┌──

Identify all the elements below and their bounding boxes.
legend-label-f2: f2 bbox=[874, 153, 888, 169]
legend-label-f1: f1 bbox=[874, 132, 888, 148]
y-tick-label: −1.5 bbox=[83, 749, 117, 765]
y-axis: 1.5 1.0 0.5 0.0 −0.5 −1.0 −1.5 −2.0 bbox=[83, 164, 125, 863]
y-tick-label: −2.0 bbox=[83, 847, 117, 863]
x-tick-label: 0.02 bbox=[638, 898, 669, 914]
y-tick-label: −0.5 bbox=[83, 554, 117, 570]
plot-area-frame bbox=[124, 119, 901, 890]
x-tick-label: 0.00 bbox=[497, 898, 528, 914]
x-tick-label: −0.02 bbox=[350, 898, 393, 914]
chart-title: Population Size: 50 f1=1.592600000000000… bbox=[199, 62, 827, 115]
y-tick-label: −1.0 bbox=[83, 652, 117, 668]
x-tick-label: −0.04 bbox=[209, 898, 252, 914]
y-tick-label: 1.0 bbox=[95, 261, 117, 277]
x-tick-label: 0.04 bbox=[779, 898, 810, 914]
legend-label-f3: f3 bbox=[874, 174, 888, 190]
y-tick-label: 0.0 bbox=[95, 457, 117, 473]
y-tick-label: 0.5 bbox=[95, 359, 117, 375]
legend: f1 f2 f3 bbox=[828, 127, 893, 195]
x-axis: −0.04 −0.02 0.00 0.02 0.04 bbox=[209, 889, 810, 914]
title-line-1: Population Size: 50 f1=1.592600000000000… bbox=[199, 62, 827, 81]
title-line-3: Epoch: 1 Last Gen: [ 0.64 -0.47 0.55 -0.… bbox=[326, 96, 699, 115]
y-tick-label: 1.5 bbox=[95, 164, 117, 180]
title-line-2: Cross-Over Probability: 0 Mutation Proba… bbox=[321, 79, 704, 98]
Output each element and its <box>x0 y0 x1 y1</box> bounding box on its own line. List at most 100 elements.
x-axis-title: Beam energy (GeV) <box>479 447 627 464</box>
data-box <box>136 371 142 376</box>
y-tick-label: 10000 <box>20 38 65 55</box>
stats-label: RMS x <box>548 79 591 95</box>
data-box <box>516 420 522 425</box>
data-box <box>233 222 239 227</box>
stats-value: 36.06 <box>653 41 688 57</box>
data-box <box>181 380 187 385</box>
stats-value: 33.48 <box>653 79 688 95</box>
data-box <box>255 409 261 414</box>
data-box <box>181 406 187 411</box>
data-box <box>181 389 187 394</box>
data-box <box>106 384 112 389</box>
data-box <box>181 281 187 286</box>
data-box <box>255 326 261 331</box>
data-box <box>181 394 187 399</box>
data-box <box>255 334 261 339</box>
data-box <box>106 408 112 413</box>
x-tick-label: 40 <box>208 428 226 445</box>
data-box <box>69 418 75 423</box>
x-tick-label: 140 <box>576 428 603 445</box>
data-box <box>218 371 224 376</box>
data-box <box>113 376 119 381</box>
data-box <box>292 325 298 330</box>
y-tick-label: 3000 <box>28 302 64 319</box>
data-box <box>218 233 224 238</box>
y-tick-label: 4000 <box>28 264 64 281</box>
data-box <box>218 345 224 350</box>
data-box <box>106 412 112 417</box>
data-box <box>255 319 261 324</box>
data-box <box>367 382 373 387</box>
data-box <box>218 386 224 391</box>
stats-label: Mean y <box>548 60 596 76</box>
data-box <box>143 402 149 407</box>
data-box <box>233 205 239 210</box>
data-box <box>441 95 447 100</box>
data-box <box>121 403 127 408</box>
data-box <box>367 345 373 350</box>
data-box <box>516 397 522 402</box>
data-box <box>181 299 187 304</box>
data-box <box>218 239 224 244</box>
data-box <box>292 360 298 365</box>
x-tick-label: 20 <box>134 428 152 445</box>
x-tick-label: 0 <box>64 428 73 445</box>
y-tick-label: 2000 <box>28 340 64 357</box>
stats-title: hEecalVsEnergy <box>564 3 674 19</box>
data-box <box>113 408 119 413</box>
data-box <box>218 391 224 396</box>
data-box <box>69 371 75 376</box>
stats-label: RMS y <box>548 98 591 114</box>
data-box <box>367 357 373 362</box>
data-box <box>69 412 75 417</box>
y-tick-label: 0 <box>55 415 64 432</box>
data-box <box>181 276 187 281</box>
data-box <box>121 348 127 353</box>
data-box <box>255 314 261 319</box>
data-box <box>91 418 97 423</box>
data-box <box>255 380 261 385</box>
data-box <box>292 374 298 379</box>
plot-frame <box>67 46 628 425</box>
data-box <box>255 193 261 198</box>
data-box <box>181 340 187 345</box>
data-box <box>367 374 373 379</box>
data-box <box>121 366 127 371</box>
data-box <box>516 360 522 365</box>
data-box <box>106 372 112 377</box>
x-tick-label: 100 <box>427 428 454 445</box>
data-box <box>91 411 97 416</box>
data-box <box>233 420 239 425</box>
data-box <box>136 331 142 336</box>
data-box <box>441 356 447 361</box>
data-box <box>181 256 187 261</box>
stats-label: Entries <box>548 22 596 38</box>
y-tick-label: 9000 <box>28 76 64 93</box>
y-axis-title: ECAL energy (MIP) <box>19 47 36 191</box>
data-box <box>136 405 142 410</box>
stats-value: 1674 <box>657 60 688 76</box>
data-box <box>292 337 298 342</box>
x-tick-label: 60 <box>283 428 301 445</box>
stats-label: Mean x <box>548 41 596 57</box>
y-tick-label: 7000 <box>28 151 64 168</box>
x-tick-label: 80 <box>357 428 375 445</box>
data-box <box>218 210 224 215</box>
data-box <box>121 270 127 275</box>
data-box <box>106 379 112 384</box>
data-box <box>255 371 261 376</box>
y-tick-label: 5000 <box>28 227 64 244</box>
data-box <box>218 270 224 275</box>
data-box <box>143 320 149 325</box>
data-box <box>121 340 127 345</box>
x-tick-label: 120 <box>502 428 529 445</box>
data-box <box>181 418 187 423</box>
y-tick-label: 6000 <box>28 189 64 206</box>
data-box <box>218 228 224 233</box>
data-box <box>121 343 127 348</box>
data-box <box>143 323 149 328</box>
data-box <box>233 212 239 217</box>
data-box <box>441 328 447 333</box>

└──

WHAT YOU ARE ASKED TO DO → Would you copy every line of the records above, word for word?

TASK RESPONSE →
Identify all the elements below and their bounding boxes.
legend-label-f2: f2 bbox=[874, 153, 888, 169]
legend-label-f1: f1 bbox=[874, 132, 888, 148]
y-tick-label: −1.5 bbox=[83, 749, 117, 765]
y-axis: 1.5 1.0 0.5 0.0 −0.5 −1.0 −1.5 −2.0 bbox=[83, 164, 125, 863]
y-tick-label: −2.0 bbox=[83, 847, 117, 863]
x-tick-label: 0.02 bbox=[638, 898, 669, 914]
y-tick-label: −0.5 bbox=[83, 554, 117, 570]
plot-area-frame bbox=[124, 119, 901, 890]
x-tick-label: 0.00 bbox=[497, 898, 528, 914]
x-tick-label: −0.02 bbox=[350, 898, 393, 914]
chart-title: Population Size: 50 f1=1.592600000000000… bbox=[199, 62, 827, 115]
y-tick-label: −1.0 bbox=[83, 652, 117, 668]
x-tick-label: −0.04 bbox=[209, 898, 252, 914]
y-tick-label: 1.0 bbox=[95, 261, 117, 277]
x-tick-label: 0.04 bbox=[779, 898, 810, 914]
legend-label-f3: f3 bbox=[874, 174, 888, 190]
y-tick-label: 0.0 bbox=[95, 457, 117, 473]
y-tick-label: 0.5 bbox=[95, 359, 117, 375]
legend: f1 f2 f3 bbox=[828, 127, 893, 195]
x-axis: −0.04 −0.02 0.00 0.02 0.04 bbox=[209, 889, 810, 914]
title-line-1: Population Size: 50 f1=1.592600000000000… bbox=[199, 62, 827, 81]
title-line-3: Epoch: 1 Last Gen: [ 0.64 -0.47 0.55 -0.… bbox=[326, 96, 699, 115]
y-tick-label: 1.5 bbox=[95, 164, 117, 180]
title-line-2: Cross-Over Probability: 0 Mutation Proba… bbox=[321, 79, 704, 98]
Output each element and its <box>x0 y0 x1 y1</box> bounding box on its own line. List at most 100 elements.
x-axis-title: Beam energy (GeV) <box>479 447 627 464</box>
data-box <box>136 371 142 376</box>
y-tick-label: 10000 <box>20 38 65 55</box>
stats-label: RMS x <box>548 79 591 95</box>
data-box <box>516 420 522 425</box>
data-box <box>233 222 239 227</box>
stats-value: 36.06 <box>653 41 688 57</box>
data-box <box>181 380 187 385</box>
stats-value: 33.48 <box>653 79 688 95</box>
data-box <box>255 409 261 414</box>
data-box <box>181 406 187 411</box>
data-box <box>181 389 187 394</box>
data-box <box>106 384 112 389</box>
data-box <box>181 281 187 286</box>
data-box <box>255 326 261 331</box>
data-box <box>181 394 187 399</box>
data-box <box>255 334 261 339</box>
data-box <box>106 408 112 413</box>
x-tick-label: 40 <box>208 428 226 445</box>
data-box <box>69 418 75 423</box>
x-tick-label: 140 <box>576 428 603 445</box>
data-box <box>218 371 224 376</box>
data-box <box>113 376 119 381</box>
data-box <box>292 325 298 330</box>
y-tick-label: 3000 <box>28 302 64 319</box>
data-box <box>218 233 224 238</box>
y-tick-label: 4000 <box>28 264 64 281</box>
data-box <box>218 345 224 350</box>
data-box <box>106 412 112 417</box>
data-box <box>255 319 261 324</box>
data-box <box>367 382 373 387</box>
data-box <box>218 386 224 391</box>
stats-label: Mean y <box>548 60 596 76</box>
data-box <box>143 402 149 407</box>
data-box <box>233 205 239 210</box>
data-box <box>441 95 447 100</box>
data-box <box>121 403 127 408</box>
data-box <box>367 345 373 350</box>
data-box <box>516 397 522 402</box>
data-box <box>181 299 187 304</box>
data-box <box>218 239 224 244</box>
data-box <box>292 360 298 365</box>
x-tick-label: 20 <box>134 428 152 445</box>
x-tick-label: 0 <box>64 428 73 445</box>
y-tick-label: 2000 <box>28 340 64 357</box>
stats-title: hEecalVsEnergy <box>564 3 674 19</box>
data-box <box>113 408 119 413</box>
data-box <box>218 391 224 396</box>
data-box <box>69 371 75 376</box>
stats-label: RMS y <box>548 98 591 114</box>
data-box <box>367 357 373 362</box>
data-box <box>69 412 75 417</box>
y-tick-label: 0 <box>55 415 64 432</box>
data-box <box>181 276 187 281</box>
data-box <box>121 348 127 353</box>
data-box <box>255 314 261 319</box>
data-box <box>91 418 97 423</box>
data-box <box>255 380 261 385</box>
data-box <box>292 374 298 379</box>
plot-frame <box>67 46 628 425</box>
data-box <box>255 193 261 198</box>
data-box <box>181 340 187 345</box>
data-box <box>367 374 373 379</box>
data-box <box>121 366 127 371</box>
data-box <box>516 360 522 365</box>
data-box <box>106 372 112 377</box>
x-tick-label: 100 <box>427 428 454 445</box>
data-box <box>91 411 97 416</box>
data-box <box>233 420 239 425</box>
data-box <box>136 331 142 336</box>
data-box <box>441 356 447 361</box>
data-box <box>181 256 187 261</box>
stats-label: Entries <box>548 22 596 38</box>
y-tick-label: 9000 <box>28 76 64 93</box>
y-axis-title: ECAL energy (MIP) <box>19 47 36 191</box>
data-box <box>136 405 142 410</box>
stats-value: 1674 <box>657 60 688 76</box>
data-box <box>292 337 298 342</box>
x-tick-label: 60 <box>283 428 301 445</box>
stats-label: Mean x <box>548 41 596 57</box>
y-tick-label: 7000 <box>28 151 64 168</box>
x-tick-label: 80 <box>357 428 375 445</box>
data-box <box>218 210 224 215</box>
data-box <box>121 270 127 275</box>
data-box <box>106 379 112 384</box>
data-box <box>255 371 261 376</box>
y-tick-label: 5000 <box>28 227 64 244</box>
data-box <box>218 270 224 275</box>
data-box <box>143 320 149 325</box>
data-box <box>121 340 127 345</box>
x-tick-label: 120 <box>502 428 529 445</box>
data-box <box>181 418 187 423</box>
y-tick-label: 6000 <box>28 189 64 206</box>
data-box <box>218 228 224 233</box>
data-box <box>121 343 127 348</box>
data-box <box>143 323 149 328</box>
data-box <box>233 212 239 217</box>
data-box <box>441 328 447 333</box>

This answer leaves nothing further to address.